Prompt → Find the word "years" in the records below. List each line containing it.

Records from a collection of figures
○ ○ ○ ○ ○ ○ ○

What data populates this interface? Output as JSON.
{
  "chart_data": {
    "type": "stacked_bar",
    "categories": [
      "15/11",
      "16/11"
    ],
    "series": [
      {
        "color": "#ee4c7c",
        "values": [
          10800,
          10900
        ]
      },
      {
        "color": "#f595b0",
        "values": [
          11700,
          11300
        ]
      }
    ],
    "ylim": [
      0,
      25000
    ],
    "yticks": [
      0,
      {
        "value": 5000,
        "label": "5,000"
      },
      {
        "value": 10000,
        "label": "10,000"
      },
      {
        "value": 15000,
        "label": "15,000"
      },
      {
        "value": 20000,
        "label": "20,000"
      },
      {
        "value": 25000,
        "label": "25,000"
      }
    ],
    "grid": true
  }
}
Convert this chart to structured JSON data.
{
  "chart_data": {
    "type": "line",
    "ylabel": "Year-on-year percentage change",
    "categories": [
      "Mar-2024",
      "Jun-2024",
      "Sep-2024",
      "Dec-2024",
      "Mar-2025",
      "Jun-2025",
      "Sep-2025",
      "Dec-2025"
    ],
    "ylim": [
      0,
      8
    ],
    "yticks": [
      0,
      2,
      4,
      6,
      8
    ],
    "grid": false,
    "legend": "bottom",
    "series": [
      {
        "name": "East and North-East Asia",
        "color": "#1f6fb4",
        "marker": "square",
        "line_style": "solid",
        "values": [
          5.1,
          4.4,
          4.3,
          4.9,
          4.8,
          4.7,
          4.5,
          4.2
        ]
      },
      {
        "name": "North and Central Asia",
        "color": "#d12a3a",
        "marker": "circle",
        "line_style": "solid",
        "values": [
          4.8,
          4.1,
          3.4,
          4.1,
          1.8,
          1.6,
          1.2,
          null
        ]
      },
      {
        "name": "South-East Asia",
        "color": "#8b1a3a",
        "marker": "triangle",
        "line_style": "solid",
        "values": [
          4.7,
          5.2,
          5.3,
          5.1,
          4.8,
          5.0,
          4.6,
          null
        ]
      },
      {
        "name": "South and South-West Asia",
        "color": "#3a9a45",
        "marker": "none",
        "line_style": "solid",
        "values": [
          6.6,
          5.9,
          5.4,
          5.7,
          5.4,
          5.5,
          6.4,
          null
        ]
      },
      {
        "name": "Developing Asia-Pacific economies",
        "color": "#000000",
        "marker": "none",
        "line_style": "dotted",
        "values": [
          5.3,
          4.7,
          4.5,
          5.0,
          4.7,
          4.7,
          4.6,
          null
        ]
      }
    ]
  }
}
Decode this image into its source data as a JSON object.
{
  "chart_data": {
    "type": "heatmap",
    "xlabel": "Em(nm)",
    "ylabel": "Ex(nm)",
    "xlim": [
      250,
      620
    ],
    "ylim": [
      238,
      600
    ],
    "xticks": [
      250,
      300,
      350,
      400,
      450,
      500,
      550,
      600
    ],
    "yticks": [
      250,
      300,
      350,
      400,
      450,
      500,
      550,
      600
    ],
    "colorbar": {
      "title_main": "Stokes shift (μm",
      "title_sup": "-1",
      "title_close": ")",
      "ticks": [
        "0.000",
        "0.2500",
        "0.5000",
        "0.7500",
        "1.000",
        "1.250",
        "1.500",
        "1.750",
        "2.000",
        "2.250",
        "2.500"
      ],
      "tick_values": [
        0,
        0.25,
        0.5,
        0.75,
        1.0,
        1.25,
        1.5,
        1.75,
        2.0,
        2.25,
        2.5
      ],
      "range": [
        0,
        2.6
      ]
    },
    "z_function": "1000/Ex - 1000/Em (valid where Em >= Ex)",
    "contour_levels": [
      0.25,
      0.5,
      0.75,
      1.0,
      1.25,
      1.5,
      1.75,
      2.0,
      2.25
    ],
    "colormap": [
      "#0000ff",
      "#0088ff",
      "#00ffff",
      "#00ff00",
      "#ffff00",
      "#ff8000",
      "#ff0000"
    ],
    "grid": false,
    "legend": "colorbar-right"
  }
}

○ ○ ○ ○ ○ ○ ○

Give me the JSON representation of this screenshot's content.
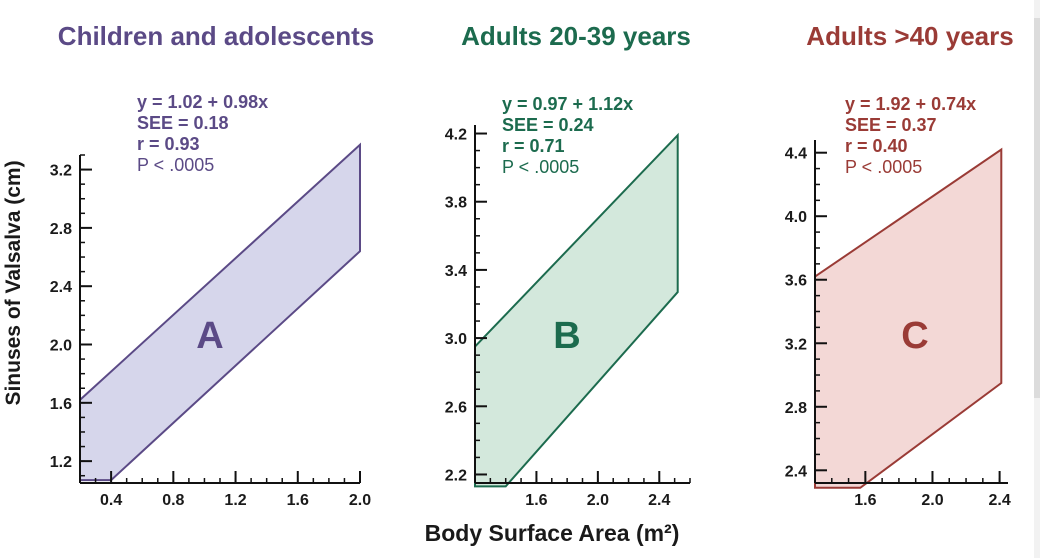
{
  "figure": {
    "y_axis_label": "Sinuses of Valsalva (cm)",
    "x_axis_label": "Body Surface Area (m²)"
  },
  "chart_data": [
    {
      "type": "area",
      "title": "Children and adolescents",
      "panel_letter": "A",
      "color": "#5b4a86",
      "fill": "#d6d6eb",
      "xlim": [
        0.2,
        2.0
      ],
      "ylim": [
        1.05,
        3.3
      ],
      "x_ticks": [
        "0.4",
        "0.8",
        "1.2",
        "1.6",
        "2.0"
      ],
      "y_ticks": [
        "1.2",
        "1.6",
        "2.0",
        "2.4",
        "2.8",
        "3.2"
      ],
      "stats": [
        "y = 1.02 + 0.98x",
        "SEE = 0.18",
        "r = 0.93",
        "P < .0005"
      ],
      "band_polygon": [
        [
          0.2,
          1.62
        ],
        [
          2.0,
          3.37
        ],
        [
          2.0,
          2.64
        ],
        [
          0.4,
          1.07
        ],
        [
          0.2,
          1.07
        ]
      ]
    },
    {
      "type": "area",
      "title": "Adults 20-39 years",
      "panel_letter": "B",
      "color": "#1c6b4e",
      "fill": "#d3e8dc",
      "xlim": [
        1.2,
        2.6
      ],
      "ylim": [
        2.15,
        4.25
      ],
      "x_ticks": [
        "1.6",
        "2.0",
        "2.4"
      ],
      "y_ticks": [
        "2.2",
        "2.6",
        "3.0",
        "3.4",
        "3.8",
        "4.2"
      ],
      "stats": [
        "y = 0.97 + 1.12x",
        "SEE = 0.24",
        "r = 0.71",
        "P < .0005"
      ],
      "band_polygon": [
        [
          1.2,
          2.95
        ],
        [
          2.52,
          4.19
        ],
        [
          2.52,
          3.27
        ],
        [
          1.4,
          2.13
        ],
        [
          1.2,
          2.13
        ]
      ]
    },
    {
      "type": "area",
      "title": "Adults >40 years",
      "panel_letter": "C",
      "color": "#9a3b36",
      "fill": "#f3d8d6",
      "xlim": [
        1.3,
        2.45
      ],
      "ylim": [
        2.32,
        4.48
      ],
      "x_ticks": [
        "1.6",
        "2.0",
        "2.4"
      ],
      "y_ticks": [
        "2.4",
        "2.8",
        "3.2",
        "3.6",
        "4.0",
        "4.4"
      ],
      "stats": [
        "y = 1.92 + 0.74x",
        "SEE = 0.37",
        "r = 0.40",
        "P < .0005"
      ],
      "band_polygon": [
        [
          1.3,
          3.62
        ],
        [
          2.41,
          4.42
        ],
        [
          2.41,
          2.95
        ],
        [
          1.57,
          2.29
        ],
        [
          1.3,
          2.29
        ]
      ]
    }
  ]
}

○ ○ ○ ○ ○ ○ ○

Output for this exercise →
      "title": "Adults 20-39 years",
      "title": "Adults >40 years",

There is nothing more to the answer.